TASK OBJECTIVE:
Scan the records and identify every line in which the string "width" occurs, then return those lines.

Figure data in JSON
○ ○ ○

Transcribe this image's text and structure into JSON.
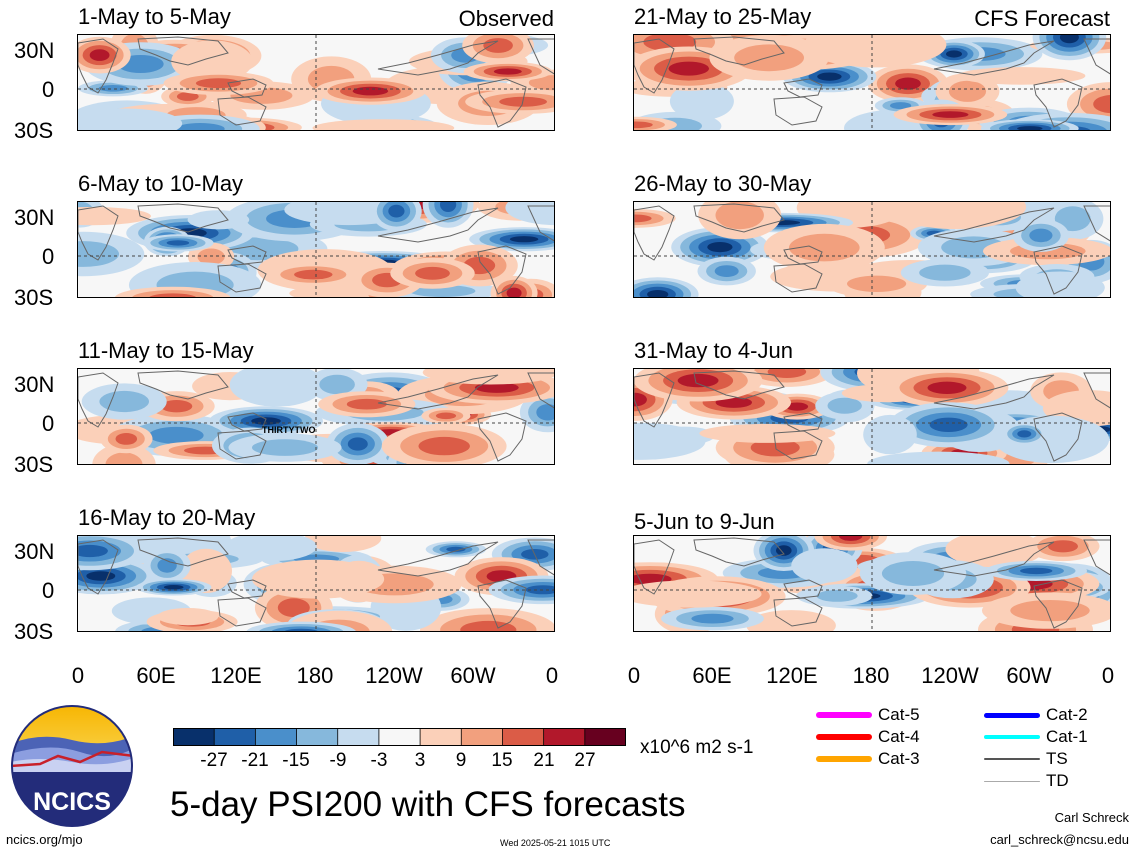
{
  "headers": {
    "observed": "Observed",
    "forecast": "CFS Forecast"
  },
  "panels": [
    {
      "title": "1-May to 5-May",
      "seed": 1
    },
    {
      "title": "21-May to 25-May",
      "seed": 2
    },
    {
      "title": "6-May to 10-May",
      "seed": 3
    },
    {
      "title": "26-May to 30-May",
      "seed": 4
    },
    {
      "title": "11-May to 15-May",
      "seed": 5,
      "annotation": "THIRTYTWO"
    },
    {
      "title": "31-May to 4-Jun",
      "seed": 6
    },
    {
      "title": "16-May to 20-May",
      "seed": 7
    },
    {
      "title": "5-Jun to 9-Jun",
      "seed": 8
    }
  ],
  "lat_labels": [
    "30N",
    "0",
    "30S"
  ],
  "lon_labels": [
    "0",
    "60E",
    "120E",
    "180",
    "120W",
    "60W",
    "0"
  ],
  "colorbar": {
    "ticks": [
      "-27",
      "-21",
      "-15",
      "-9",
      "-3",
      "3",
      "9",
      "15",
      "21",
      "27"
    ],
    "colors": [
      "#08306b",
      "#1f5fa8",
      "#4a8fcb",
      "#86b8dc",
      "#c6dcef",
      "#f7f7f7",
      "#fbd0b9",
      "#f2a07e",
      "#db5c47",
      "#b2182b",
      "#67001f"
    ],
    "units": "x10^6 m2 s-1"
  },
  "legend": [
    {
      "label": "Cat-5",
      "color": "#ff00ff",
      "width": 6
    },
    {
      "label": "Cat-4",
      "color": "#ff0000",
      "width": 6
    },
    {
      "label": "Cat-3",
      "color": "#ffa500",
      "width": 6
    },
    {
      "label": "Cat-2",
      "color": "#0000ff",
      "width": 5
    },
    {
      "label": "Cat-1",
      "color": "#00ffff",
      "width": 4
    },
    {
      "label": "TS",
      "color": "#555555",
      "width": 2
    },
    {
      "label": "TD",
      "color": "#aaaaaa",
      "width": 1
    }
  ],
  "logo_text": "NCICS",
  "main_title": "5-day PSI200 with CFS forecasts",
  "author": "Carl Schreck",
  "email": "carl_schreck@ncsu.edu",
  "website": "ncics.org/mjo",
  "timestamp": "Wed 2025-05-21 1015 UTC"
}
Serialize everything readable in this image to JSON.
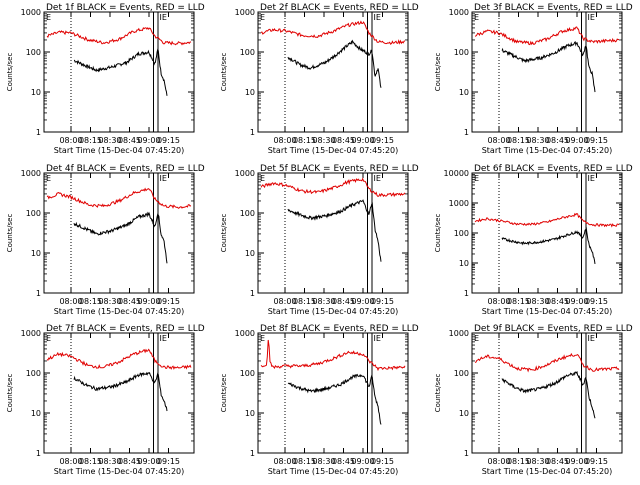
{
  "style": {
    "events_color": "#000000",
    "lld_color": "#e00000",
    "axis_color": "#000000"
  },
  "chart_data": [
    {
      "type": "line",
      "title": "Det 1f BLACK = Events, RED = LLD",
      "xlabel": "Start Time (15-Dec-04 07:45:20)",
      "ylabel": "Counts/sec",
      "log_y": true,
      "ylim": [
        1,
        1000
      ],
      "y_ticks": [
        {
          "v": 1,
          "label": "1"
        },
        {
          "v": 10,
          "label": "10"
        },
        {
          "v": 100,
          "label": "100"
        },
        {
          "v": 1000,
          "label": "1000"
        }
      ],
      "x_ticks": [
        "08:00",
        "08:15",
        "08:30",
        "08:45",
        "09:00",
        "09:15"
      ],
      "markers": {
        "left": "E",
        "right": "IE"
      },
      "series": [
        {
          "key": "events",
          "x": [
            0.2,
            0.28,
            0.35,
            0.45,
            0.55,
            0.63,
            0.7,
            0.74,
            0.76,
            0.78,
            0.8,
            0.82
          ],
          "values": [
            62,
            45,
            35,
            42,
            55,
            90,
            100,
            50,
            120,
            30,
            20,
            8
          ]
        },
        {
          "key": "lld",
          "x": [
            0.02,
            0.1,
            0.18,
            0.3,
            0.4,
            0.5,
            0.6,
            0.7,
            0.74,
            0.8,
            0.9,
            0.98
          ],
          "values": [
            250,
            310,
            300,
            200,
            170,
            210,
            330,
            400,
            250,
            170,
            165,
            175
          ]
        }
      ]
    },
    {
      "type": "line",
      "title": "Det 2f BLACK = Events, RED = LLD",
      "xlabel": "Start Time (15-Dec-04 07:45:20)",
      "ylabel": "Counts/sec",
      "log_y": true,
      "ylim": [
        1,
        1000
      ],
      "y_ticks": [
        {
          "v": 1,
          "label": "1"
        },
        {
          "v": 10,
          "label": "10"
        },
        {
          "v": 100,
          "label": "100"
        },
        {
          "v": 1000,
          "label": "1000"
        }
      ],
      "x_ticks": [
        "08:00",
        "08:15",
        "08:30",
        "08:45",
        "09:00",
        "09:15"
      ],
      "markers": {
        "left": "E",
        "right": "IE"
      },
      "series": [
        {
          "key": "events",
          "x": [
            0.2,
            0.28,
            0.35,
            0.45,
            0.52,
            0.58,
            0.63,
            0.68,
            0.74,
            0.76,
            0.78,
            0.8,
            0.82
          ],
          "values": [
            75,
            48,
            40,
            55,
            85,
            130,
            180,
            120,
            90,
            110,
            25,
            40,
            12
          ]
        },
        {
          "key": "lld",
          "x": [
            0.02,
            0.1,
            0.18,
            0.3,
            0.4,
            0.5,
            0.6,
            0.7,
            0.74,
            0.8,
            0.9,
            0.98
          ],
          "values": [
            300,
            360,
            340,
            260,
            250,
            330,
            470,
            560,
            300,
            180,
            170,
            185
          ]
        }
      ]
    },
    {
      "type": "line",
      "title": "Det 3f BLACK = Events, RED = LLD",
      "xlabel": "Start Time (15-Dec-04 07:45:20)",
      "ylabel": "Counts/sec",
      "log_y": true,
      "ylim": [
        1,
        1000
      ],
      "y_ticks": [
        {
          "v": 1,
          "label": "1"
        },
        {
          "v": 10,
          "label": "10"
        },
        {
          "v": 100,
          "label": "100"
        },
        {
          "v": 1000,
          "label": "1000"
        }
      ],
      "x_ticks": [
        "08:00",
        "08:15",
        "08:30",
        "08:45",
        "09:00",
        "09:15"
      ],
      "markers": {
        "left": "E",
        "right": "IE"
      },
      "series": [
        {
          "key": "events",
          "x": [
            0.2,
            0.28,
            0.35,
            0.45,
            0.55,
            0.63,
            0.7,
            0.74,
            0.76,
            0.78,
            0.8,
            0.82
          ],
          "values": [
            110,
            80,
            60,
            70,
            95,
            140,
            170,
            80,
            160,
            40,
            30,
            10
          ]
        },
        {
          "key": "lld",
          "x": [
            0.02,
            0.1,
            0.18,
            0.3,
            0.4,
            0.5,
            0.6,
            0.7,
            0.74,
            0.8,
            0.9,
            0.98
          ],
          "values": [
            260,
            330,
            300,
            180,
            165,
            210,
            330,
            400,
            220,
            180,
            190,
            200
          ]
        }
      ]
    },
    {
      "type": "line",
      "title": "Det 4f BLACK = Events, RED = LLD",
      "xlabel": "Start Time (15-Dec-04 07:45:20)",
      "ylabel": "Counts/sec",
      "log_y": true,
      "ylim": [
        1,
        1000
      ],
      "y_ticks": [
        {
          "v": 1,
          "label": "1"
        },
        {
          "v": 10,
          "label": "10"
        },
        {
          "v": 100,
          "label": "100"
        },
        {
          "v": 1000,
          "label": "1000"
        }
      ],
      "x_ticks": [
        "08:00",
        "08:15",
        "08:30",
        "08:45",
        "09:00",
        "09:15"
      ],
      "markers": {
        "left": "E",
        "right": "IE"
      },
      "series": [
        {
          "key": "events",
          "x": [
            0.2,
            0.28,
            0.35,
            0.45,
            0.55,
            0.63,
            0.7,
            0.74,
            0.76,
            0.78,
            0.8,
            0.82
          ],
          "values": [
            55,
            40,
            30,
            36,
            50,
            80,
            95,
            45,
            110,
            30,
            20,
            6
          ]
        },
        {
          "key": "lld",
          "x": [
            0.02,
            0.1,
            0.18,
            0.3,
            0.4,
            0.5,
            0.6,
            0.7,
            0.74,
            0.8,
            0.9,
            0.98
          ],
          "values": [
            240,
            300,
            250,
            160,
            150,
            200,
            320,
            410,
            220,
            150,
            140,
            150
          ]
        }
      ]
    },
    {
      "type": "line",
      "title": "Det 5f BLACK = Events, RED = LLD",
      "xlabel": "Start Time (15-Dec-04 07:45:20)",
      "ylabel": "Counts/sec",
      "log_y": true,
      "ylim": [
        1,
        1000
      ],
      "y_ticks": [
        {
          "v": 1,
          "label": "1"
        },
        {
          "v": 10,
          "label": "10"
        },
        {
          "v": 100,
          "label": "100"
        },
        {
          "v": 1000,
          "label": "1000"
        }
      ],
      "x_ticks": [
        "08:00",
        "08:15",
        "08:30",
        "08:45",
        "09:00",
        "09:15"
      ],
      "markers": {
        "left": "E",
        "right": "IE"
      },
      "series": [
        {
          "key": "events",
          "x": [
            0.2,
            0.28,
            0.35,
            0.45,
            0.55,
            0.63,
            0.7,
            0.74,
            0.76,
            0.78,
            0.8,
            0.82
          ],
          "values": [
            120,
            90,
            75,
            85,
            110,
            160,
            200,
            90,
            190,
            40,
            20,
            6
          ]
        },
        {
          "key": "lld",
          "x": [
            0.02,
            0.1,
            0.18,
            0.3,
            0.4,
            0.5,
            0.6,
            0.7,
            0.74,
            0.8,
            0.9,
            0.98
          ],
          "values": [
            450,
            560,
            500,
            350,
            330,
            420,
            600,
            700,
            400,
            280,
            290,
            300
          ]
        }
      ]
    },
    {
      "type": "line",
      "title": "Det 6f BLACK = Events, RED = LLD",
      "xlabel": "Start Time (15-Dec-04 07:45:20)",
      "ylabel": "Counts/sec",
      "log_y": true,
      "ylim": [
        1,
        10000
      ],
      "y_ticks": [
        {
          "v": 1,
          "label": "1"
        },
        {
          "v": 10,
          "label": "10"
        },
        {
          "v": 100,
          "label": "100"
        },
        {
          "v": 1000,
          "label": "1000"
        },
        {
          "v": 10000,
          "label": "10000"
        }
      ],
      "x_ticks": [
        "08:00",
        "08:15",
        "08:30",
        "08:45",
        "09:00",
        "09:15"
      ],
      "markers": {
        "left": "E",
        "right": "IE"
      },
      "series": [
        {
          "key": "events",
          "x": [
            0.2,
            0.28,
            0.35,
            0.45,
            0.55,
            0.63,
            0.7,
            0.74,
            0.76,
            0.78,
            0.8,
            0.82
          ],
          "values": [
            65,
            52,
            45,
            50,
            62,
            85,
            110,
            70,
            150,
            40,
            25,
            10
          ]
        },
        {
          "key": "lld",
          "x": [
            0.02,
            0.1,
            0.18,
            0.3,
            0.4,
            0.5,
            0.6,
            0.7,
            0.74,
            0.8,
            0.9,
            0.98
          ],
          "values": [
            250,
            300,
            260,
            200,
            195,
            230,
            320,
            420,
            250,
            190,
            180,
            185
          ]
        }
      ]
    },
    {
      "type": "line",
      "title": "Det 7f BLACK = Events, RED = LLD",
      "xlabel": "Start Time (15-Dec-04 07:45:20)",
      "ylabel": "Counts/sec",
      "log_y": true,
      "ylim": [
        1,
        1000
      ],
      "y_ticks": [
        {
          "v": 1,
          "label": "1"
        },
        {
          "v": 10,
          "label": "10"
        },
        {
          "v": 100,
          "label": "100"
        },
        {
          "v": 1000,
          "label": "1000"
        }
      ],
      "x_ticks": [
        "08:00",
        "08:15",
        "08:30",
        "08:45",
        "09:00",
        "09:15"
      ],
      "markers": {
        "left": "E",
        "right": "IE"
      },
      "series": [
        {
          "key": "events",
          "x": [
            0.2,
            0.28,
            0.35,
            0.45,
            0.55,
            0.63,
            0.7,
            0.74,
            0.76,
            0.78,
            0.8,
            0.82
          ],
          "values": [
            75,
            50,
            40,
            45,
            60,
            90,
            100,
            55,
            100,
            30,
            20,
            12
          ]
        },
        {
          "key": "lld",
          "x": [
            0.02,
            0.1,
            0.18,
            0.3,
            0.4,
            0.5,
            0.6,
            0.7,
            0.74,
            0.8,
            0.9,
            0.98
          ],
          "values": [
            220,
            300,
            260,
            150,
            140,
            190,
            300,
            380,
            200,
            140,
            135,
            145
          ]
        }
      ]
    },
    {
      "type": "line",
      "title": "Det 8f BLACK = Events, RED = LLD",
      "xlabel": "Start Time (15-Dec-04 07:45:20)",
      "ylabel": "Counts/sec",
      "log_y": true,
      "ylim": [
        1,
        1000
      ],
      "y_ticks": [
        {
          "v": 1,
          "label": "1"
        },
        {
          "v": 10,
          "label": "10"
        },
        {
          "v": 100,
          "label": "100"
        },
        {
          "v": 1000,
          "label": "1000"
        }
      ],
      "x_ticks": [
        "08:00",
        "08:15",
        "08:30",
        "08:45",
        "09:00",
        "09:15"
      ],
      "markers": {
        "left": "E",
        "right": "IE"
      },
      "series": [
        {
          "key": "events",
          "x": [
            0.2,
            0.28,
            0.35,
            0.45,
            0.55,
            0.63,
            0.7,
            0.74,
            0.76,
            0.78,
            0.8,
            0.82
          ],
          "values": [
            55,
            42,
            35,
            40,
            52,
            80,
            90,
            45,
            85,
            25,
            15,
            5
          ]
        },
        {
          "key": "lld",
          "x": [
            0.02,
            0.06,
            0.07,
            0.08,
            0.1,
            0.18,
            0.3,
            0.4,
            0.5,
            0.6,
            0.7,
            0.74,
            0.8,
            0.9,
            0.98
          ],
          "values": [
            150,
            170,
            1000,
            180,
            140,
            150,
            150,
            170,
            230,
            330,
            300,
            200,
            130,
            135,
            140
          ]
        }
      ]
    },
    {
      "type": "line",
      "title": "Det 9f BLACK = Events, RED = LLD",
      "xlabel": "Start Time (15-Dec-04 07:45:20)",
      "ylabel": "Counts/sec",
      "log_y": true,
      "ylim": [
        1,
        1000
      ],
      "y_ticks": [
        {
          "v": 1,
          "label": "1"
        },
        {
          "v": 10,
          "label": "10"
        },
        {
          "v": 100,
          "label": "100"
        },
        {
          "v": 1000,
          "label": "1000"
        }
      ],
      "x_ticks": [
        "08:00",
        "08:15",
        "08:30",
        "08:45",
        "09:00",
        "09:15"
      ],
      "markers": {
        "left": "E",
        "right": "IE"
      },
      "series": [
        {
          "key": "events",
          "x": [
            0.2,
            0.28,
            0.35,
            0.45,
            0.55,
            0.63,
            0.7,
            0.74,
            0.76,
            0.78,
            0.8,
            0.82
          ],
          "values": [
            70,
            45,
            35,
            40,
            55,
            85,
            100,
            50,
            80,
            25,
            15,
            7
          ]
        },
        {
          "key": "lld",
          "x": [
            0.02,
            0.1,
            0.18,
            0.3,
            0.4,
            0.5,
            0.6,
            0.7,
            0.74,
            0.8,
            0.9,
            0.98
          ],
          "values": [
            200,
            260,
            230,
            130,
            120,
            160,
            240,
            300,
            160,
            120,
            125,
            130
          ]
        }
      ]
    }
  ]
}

○ ○ ○

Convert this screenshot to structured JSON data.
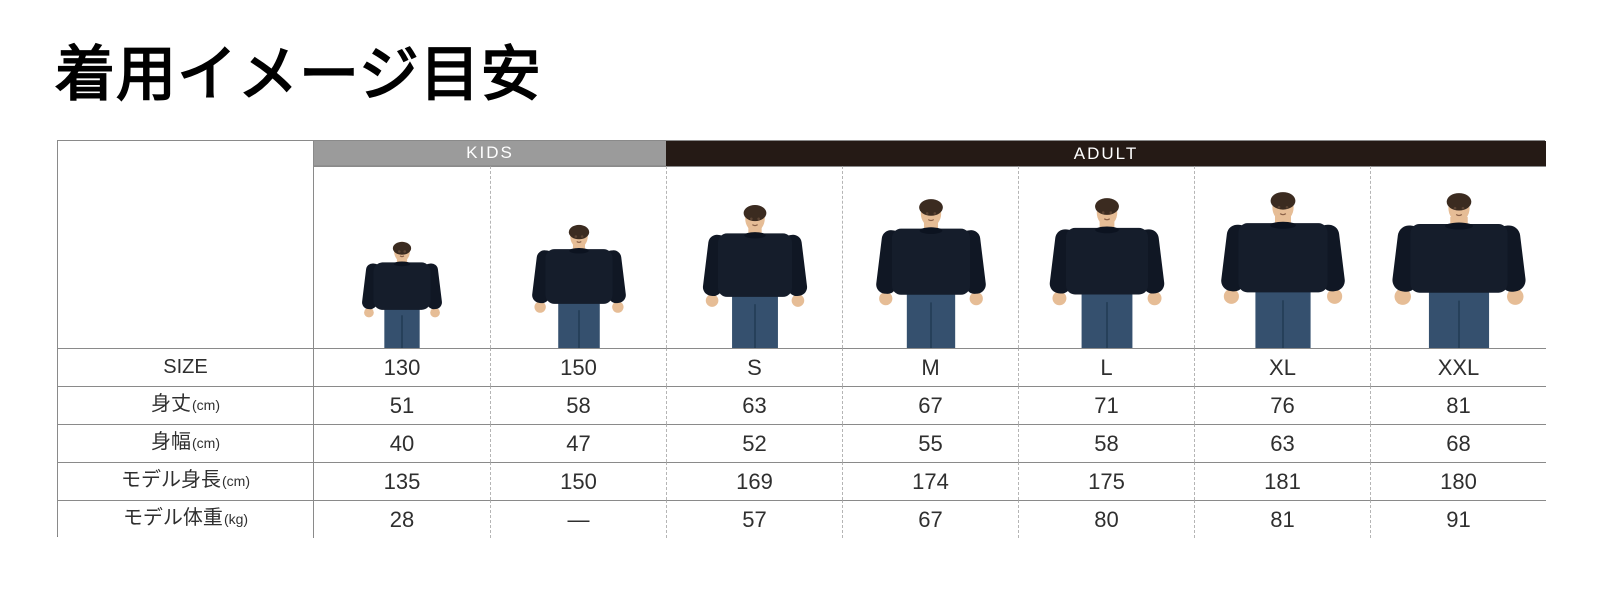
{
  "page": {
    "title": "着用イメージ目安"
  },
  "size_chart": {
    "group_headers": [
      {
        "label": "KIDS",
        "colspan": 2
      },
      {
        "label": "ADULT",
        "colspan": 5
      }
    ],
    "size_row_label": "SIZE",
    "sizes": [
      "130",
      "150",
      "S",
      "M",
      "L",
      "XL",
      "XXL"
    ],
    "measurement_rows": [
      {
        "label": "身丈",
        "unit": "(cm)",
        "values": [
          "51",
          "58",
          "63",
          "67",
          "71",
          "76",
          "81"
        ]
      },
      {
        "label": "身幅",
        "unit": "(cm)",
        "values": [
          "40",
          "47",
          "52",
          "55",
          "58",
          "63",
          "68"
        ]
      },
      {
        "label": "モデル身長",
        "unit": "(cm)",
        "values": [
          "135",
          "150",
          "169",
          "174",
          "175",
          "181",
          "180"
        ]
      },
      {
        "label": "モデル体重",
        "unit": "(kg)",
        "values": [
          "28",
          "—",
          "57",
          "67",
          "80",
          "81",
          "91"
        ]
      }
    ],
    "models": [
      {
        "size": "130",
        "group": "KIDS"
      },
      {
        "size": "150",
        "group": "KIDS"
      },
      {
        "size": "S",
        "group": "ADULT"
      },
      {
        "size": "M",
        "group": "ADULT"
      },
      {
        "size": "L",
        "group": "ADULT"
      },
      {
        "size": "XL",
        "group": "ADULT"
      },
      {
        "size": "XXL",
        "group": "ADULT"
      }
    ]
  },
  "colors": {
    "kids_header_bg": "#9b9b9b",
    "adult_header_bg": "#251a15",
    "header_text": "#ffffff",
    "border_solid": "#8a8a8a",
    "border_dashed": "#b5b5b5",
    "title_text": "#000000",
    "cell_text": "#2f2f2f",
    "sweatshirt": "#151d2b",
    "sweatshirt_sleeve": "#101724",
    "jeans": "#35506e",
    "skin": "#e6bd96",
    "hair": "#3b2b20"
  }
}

○ ○ ○

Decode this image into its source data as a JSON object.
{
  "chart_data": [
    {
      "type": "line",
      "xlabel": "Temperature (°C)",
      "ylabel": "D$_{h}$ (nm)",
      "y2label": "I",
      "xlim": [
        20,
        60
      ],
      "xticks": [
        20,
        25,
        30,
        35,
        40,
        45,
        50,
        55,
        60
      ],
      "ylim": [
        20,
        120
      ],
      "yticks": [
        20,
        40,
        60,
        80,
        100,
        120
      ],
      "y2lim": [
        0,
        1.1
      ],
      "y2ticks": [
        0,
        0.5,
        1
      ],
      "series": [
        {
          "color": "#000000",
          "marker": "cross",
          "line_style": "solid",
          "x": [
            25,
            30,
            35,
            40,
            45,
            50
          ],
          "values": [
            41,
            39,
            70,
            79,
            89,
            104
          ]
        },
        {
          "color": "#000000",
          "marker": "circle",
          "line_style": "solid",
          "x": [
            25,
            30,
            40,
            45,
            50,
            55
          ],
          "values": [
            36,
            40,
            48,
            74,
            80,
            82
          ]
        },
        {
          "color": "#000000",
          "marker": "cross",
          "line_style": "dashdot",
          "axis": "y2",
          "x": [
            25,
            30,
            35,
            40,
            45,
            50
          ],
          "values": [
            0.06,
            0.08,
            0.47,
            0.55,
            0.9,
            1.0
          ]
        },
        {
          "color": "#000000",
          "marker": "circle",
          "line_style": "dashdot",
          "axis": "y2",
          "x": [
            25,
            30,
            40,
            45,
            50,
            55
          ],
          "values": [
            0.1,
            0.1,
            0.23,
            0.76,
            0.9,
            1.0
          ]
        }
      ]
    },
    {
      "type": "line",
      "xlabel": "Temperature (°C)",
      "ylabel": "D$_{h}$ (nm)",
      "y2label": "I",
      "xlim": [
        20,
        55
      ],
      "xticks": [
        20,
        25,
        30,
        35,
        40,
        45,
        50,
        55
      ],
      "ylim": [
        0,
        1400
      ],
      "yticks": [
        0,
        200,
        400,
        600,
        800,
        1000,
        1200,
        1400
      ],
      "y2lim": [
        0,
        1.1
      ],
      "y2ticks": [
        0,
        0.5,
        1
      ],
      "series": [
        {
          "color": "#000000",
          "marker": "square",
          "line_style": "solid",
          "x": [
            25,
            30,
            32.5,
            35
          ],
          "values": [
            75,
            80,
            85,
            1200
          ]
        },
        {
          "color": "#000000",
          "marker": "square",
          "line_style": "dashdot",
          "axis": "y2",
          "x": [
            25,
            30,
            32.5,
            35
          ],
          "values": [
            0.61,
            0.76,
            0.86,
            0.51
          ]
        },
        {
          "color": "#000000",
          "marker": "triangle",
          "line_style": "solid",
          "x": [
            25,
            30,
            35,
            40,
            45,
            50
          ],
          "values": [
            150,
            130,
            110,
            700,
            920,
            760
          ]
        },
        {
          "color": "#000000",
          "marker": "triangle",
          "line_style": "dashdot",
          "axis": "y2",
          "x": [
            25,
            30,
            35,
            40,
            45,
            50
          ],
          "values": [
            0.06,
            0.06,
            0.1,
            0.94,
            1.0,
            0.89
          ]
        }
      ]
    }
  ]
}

○ ○ ○

ANSWER BELOW:
      "width": 6
      "width": 6
      "width": 6
      "width": 5
      "width": 4
      "width": 2
      "width": 1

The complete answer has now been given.